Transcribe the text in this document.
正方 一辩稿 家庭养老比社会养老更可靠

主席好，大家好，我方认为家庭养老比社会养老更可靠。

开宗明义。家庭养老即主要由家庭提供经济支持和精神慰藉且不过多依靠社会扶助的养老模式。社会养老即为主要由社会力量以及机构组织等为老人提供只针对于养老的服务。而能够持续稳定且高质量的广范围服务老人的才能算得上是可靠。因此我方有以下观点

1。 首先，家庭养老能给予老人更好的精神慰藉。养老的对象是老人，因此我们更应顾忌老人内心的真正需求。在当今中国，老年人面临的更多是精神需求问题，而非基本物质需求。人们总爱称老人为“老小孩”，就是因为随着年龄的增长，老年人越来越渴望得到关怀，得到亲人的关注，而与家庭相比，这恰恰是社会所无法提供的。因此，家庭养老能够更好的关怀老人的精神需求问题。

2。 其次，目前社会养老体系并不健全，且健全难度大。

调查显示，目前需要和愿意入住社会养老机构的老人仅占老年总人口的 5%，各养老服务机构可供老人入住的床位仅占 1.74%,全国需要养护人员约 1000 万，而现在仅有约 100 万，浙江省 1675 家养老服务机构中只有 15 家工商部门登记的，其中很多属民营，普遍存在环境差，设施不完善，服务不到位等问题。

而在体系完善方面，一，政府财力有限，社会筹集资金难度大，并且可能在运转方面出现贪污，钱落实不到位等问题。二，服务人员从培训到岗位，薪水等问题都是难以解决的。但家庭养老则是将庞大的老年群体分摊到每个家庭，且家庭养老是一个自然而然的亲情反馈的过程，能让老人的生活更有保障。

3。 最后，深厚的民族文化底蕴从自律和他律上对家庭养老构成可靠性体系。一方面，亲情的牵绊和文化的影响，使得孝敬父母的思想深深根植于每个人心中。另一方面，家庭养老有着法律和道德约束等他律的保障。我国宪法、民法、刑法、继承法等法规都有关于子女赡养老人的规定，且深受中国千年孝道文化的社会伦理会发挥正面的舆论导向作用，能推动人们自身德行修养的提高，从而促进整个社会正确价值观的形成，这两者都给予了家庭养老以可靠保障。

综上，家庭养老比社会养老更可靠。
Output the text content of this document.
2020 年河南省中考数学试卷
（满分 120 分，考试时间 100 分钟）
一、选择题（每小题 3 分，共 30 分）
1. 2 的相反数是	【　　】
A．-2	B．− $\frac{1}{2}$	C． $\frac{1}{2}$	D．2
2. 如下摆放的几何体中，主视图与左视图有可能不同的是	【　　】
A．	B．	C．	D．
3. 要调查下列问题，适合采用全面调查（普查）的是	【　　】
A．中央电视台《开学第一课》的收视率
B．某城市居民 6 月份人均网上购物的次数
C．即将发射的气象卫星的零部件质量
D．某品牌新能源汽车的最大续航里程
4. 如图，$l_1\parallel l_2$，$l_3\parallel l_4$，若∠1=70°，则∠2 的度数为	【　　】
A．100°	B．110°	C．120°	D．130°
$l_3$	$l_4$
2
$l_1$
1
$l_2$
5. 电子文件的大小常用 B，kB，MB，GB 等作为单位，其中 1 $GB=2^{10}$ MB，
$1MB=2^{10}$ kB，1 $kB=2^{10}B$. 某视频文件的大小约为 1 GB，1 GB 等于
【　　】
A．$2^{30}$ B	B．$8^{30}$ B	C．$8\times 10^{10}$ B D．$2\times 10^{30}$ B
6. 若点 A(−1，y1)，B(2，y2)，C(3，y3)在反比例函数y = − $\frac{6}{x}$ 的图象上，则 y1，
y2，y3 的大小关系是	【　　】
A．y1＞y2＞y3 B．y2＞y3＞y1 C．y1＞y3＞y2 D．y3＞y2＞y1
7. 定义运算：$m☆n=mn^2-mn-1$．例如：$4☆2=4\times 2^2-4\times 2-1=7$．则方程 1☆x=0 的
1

- [TASK TO CARRY OUT] Extract the listing in its entirety and repeat it exactly.

- [EXERCISE RESULT]
Transcribe the text in this document.
正方 一辩稿 家庭养老比社会养老更可靠

主席好，大家好，我方认为家庭养老比社会养老更可靠。

开宗明义。家庭养老即主要由家庭提供经济支持和精神慰藉且不过多依靠社会扶助的养老模式。社会养老即为主要由社会力量以及机构组织等为老人提供只针对于养老的服务。而能够持续稳定且高质量的广范围服务老人的才能算得上是可靠。因此我方有以下观点

1。 首先，家庭养老能给予老人更好的精神慰藉。养老的对象是老人，因此我们更应顾忌老人内心的真正需求。在当今中国，老年人面临的更多是精神需求问题，而非基本物质需求。人们总爱称老人为“老小孩”，就是因为随着年龄的增长，老年人越来越渴望得到关怀，得到亲人的关注，而与家庭相比，这恰恰是社会所无法提供的。因此，家庭养老能够更好的关怀老人的精神需求问题。

2。 其次，目前社会养老体系并不健全，且健全难度大。

调查显示，目前需要和愿意入住社会养老机构的老人仅占老年总人口的 5%，各养老服务机构可供老人入住的床位仅占 1.74%,全国需要养护人员约 1000 万，而现在仅有约 100 万，浙江省 1675 家养老服务机构中只有 15 家工商部门登记的，其中很多属民营，普遍存在环境差，设施不完善，服务不到位等问题。

而在体系完善方面，一，政府财力有限，社会筹集资金难度大，并且可能在运转方面出现贪污，钱落实不到位等问题。二，服务人员从培训到岗位，薪水等问题都是难以解决的。但家庭养老则是将庞大的老年群体分摊到每个家庭，且家庭养老是一个自然而然的亲情反馈的过程，能让老人的生活更有保障。

3。 最后，深厚的民族文化底蕴从自律和他律上对家庭养老构成可靠性体系。一方面，亲情的牵绊和文化的影响，使得孝敬父母的思想深深根植于每个人心中。另一方面，家庭养老有着法律和道德约束等他律的保障。我国宪法、民法、刑法、继承法等法规都有关于子女赡养老人的规定，且深受中国千年孝道文化的社会伦理会发挥正面的舆论导向作用，能推动人们自身德行修养的提高，从而促进整个社会正确价值观的形成，这两者都给予了家庭养老以可靠保障。

综上，家庭养老比社会养老更可靠。
Output the text content of this document.
2020 年河南省中考数学试卷
（满分 120 分，考试时间 100 分钟）
一、选择题（每小题 3 分，共 30 分）
1. 2 的相反数是	【　　】
A．-2	B．− $\frac{1}{2}$	C． $\frac{1}{2}$	D．2
2. 如下摆放的几何体中，主视图与左视图有可能不同的是	【　　】
A．	B．	C．	D．
3. 要调查下列问题，适合采用全面调查（普查）的是	【　　】
A．中央电视台《开学第一课》的收视率
B．某城市居民 6 月份人均网上购物的次数
C．即将发射的气象卫星的零部件质量
D．某品牌新能源汽车的最大续航里程
4. 如图，$l_1\parallel l_2$，$l_3\parallel l_4$，若∠1=70°，则∠2 的度数为	【　　】
A．100°	B．110°	C．120°	D．130°
$l_3$	$l_4$
2
$l_1$
1
$l_2$
5. 电子文件的大小常用 B，kB，MB，GB 等作为单位，其中 1 $GB=2^{10}$ MB，
$1MB=2^{10}$ kB，1 $kB=2^{10}B$. 某视频文件的大小约为 1 GB，1 GB 等于
【　　】
A．$2^{30}$ B	B．$8^{30}$ B	C．$8\times 10^{10}$ B D．$2\times 10^{30}$ B
6. 若点 A(−1，y1)，B(2，y2)，C(3，y3)在反比例函数y = − $\frac{6}{x}$ 的图象上，则 y1，
y2，y3 的大小关系是	【　　】
A．y1＞y2＞y3 B．y2＞y3＞y1 C．y1＞y3＞y2 D．y3＞y2＞y1
7. 定义运算：$m☆n=mn^2-mn-1$．例如：$4☆2=4\times 2^2-4\times 2-1=7$．则方程 1☆x=0 的
1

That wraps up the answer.